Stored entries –
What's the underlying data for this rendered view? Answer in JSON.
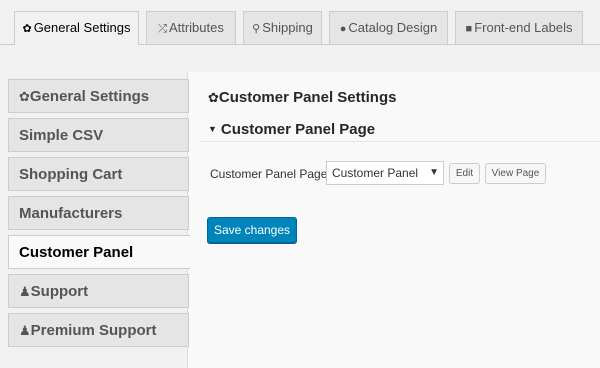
{
  "top_tabs": [
    {
      "label": "General Settings",
      "icon": "gear-icon",
      "glyph": "✿"
    },
    {
      "label": "Attributes",
      "icon": "shuffle-icon",
      "glyph": "⤮"
    },
    {
      "label": "Shipping",
      "icon": "location-pin-icon",
      "glyph": "⚲"
    },
    {
      "label": "Catalog Design",
      "icon": "palette-icon",
      "glyph": "●"
    },
    {
      "label": "Front-end Labels",
      "icon": "comment-icon",
      "glyph": "■"
    }
  ],
  "sidebar": {
    "items": [
      {
        "label": "General Settings",
        "icon": "gear-icon",
        "glyph": "✿"
      },
      {
        "label": "Simple CSV"
      },
      {
        "label": "Shopping Cart"
      },
      {
        "label": "Manufacturers"
      },
      {
        "label": "Customer Panel"
      },
      {
        "label": "Support",
        "icon": "person-icon",
        "glyph": "♟"
      },
      {
        "label": "Premium Support",
        "icon": "person-icon",
        "glyph": "♟"
      }
    ],
    "active_index": 4
  },
  "main": {
    "section_title": "Customer Panel Settings",
    "section_icon": "gear-icon",
    "section_glyph": "✿",
    "subsection_title": "Customer Panel Page",
    "caret_glyph": "▼",
    "field_label": "Customer Panel Page",
    "select_value": "Customer Panel",
    "select_arrow": "▼",
    "edit_label": "Edit",
    "view_page_label": "View Page",
    "save_label": "Save changes"
  },
  "colors": {
    "accent": "#0085ba",
    "tab_bg": "#e5e5e5",
    "panel_bg": "#f9f9f9"
  }
}
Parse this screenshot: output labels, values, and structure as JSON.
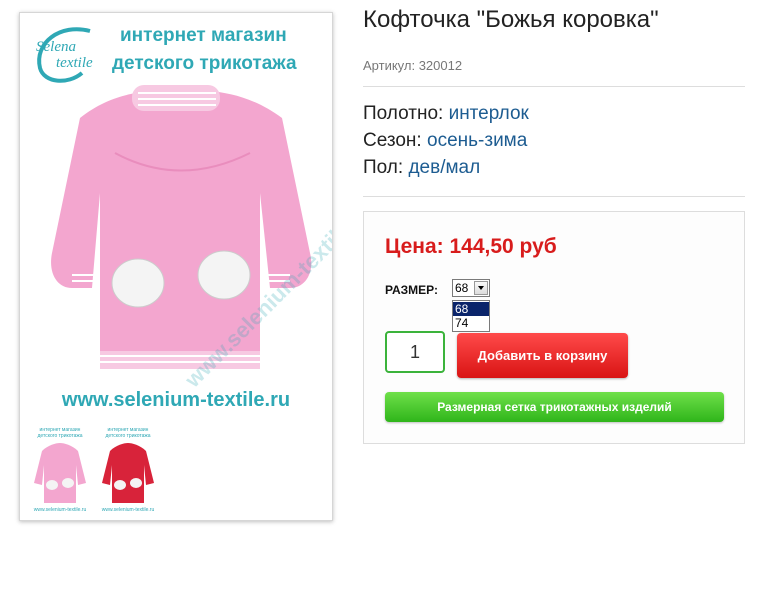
{
  "product": {
    "title": "Кофточка \"Божья коровка\"",
    "sku_label": "Артикул: 320012",
    "attributes": [
      {
        "label": "Полотно:",
        "value": "интерлок"
      },
      {
        "label": "Сезон:",
        "value": "осень-зима"
      },
      {
        "label": "Пол:",
        "value": "дев/мал"
      }
    ]
  },
  "gallery": {
    "logo_line1": "Selena",
    "logo_line2": "textile",
    "banner_line1": "интернет магазин",
    "banner_line2": "детского трикотажа",
    "watermark": "www.selenium-textile.ru",
    "site_url": "www.selenium-textile.ru",
    "thumb_caption_line1": "интернет магазин",
    "thumb_caption_line2": "детского трикотажа",
    "thumb_url": "www.selenium-textile.ru",
    "thumbnails": [
      {
        "color": "pink"
      },
      {
        "color": "red"
      }
    ]
  },
  "buy": {
    "price": "Цена: 144,50 руб",
    "size_label": "РАЗМЕР:",
    "size_selected": "68",
    "size_options": [
      "68",
      "74"
    ],
    "quantity": "1",
    "add_to_cart": "Добавить в корзину",
    "size_chart": "Размерная сетка трикотажных изделий"
  },
  "colors": {
    "price": "#d81c1c",
    "attr_value": "#1d5c91",
    "add_button": "#e02020",
    "size_chart_button": "#3cc026",
    "brand_teal": "#2fa8b5",
    "pink_garment": "#f3a6cf"
  }
}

Aim –
Using the data above, copy each line that contains "Settings".

Result of the exercise –
      "label": "General Settings",
        "label": "General Settings",
    "section_title": "Customer Panel Settings",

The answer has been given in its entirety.